What is required: What is the number of lines in the data that hold the string "investors"? Reply with that number only.

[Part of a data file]
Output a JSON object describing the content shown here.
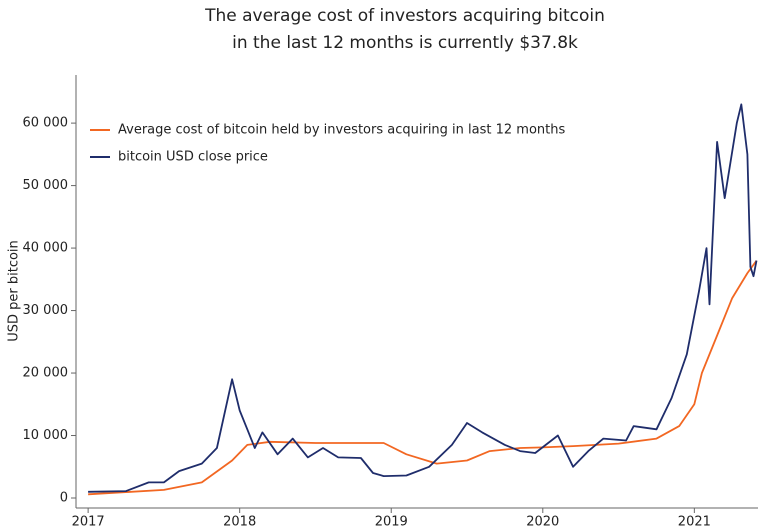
{
  "chart_data": {
    "type": "line",
    "title": [
      "The average cost of investors acquiring bitcoin",
      "in the last 12 months is currently $37.8k"
    ],
    "y_label": "USD per bitcoin",
    "legend": "top-left",
    "xlim": [
      2016.92,
      2021.42
    ],
    "xticks": [
      2017,
      2018,
      2019,
      2020,
      2021
    ],
    "ylim": [
      -1600,
      67700
    ],
    "yticks": [
      0,
      {
        "value": 10000,
        "label": "10 000"
      },
      {
        "value": 20000,
        "label": "20 000"
      },
      {
        "value": 30000,
        "label": "30 000"
      },
      {
        "value": 40000,
        "label": "40 000"
      },
      {
        "value": 50000,
        "label": "50 000"
      },
      {
        "value": 60000,
        "label": "60 000"
      }
    ],
    "series": [
      {
        "name": "Average cost of bitcoin held by investors acquiring in last 12 months",
        "color": "#f26722",
        "x": [
          2017.0,
          2017.5,
          2017.75,
          2017.95,
          2018.05,
          2018.2,
          2018.5,
          2018.95,
          2019.1,
          2019.3,
          2019.5,
          2019.65,
          2019.85,
          2020.0,
          2020.2,
          2020.5,
          2020.75,
          2020.9,
          2021.0,
          2021.05,
          2021.15,
          2021.25,
          2021.35,
          2021.41
        ],
        "values": [
          600,
          1300,
          2500,
          6000,
          8500,
          9000,
          8800,
          8800,
          7000,
          5500,
          6000,
          7500,
          8000,
          8100,
          8300,
          8700,
          9500,
          11500,
          15000,
          20000,
          26000,
          32000,
          36000,
          38000
        ]
      },
      {
        "name": "bitcoin USD close price",
        "color": "#1f2d6b",
        "x": [
          2017.0,
          2017.25,
          2017.4,
          2017.5,
          2017.6,
          2017.75,
          2017.85,
          2017.95,
          2018.0,
          2018.05,
          2018.1,
          2018.15,
          2018.25,
          2018.35,
          2018.45,
          2018.55,
          2018.65,
          2018.8,
          2018.88,
          2018.95,
          2019.1,
          2019.25,
          2019.4,
          2019.5,
          2019.6,
          2019.75,
          2019.85,
          2019.95,
          2020.1,
          2020.2,
          2020.3,
          2020.4,
          2020.55,
          2020.6,
          2020.75,
          2020.85,
          2020.95,
          2021.03,
          2021.08,
          2021.1,
          2021.15,
          2021.2,
          2021.28,
          2021.31,
          2021.35,
          2021.37,
          2021.39,
          2021.41
        ],
        "values": [
          1000,
          1100,
          2500,
          2500,
          4300,
          5500,
          8000,
          19000,
          14000,
          11000,
          8000,
          10500,
          7000,
          9500,
          6500,
          8000,
          6500,
          6400,
          4000,
          3500,
          3600,
          5000,
          8500,
          12000,
          10500,
          8500,
          7500,
          7200,
          10000,
          5000,
          7500,
          9500,
          9200,
          11500,
          11000,
          16000,
          23000,
          33000,
          40000,
          31000,
          57000,
          48000,
          60000,
          63000,
          55000,
          37000,
          35500,
          38000
        ]
      }
    ]
  }
}
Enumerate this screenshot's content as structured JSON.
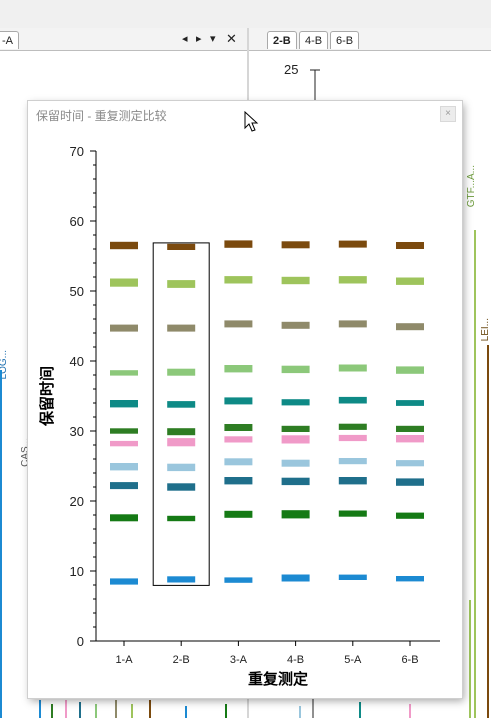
{
  "left_tabs": [
    {
      "label": "-A"
    }
  ],
  "right_tabs": [
    {
      "label": "2-B"
    },
    {
      "label": "4-B"
    },
    {
      "label": "6-B"
    }
  ],
  "background": {
    "top_value": "25",
    "side_labels": [
      "LOG...",
      "CAS...",
      "GTF...A...",
      "LEI..."
    ]
  },
  "dialog": {
    "title": "保留时间 - 重复测定比较",
    "close_symbol": "×"
  },
  "chart_data": {
    "type": "scatter",
    "xlabel": "重复测定",
    "ylabel": "保留时间",
    "categories": [
      "1-A",
      "2-B",
      "3-A",
      "4-B",
      "5-A",
      "6-B"
    ],
    "ylim": [
      0,
      70
    ],
    "yticks": [
      0,
      10,
      20,
      30,
      40,
      50,
      60,
      70
    ],
    "selected_category": "2-B",
    "series": [
      {
        "color": "#7b4a0e",
        "values": [
          56.5,
          56.3,
          56.7,
          56.6,
          56.7,
          56.5
        ],
        "thick": [
          2.2,
          1.6,
          2.2,
          2.0,
          2.0,
          2.0
        ]
      },
      {
        "color": "#9ec45c",
        "values": [
          51.2,
          51.0,
          51.6,
          51.5,
          51.6,
          51.4
        ],
        "thick": [
          2.6,
          2.4,
          2.2,
          2.2,
          2.2,
          2.2
        ]
      },
      {
        "color": "#8f8a6a",
        "values": [
          44.7,
          44.7,
          45.3,
          45.1,
          45.3,
          44.9
        ],
        "thick": [
          2.0,
          2.0,
          2.0,
          2.0,
          2.0,
          2.0
        ]
      },
      {
        "color": "#8cc87a",
        "values": [
          38.3,
          38.4,
          38.9,
          38.8,
          39.0,
          38.7
        ],
        "thick": [
          1.2,
          2.0,
          2.2,
          2.2,
          2.0,
          2.2
        ]
      },
      {
        "color": "#0e8a86",
        "values": [
          33.9,
          33.8,
          34.3,
          34.1,
          34.4,
          34.0
        ],
        "thick": [
          2.2,
          1.8,
          2.0,
          1.6,
          1.8,
          1.4
        ]
      },
      {
        "color": "#2e7d23",
        "values": [
          30.0,
          29.9,
          30.5,
          30.3,
          30.6,
          30.3
        ],
        "thick": [
          1.2,
          2.0,
          2.0,
          1.6,
          1.6,
          1.6
        ]
      },
      {
        "color": "#f09ac8",
        "values": [
          28.2,
          28.4,
          28.8,
          28.8,
          29.0,
          28.9
        ],
        "thick": [
          1.2,
          2.6,
          1.6,
          2.6,
          1.6,
          2.2
        ]
      },
      {
        "color": "#9ac6dd",
        "values": [
          24.9,
          24.8,
          25.6,
          25.4,
          25.7,
          25.4
        ],
        "thick": [
          2.2,
          2.2,
          2.0,
          2.0,
          1.6,
          1.6
        ]
      },
      {
        "color": "#1f6f8b",
        "values": [
          22.2,
          22.0,
          22.9,
          22.8,
          22.9,
          22.7
        ],
        "thick": [
          2.0,
          2.2,
          2.2,
          2.2,
          2.2,
          2.2
        ]
      },
      {
        "color": "#157a15",
        "values": [
          17.6,
          17.5,
          18.1,
          18.1,
          18.2,
          17.9
        ],
        "thick": [
          2.0,
          1.2,
          2.0,
          2.6,
          1.6,
          1.6
        ]
      },
      {
        "color": "#1c8ad2",
        "values": [
          8.5,
          8.8,
          8.7,
          9.0,
          9.1,
          8.9
        ],
        "thick": [
          1.6,
          1.6,
          1.2,
          2.0,
          1.2,
          1.2
        ]
      }
    ]
  }
}
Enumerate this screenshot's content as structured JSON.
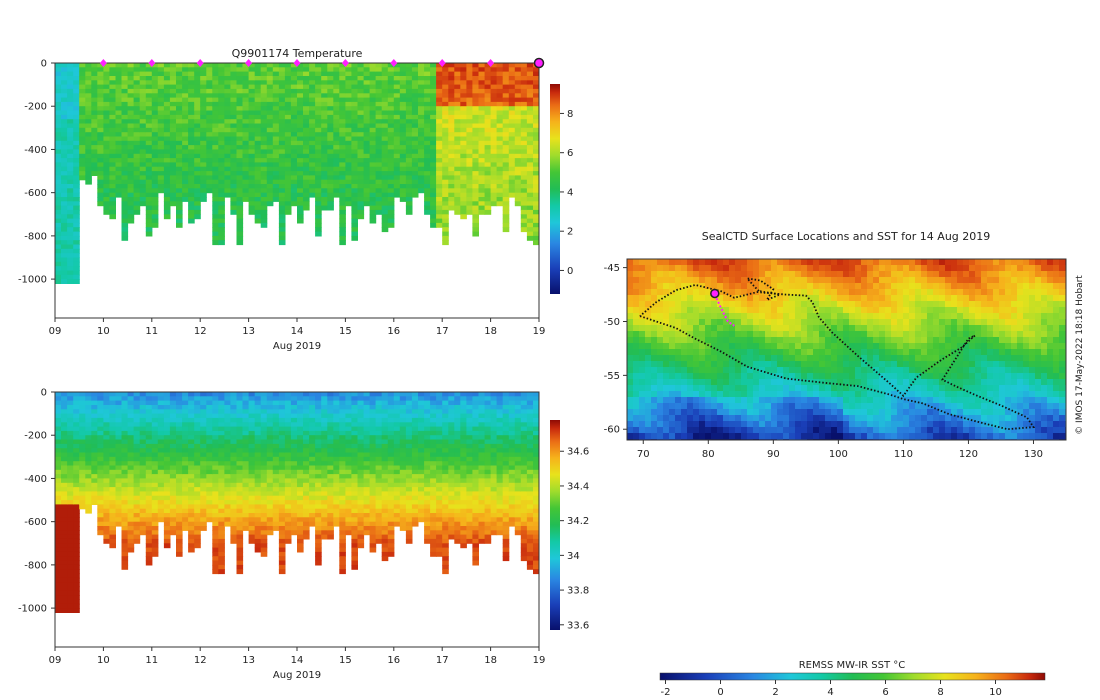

Result for this task: 2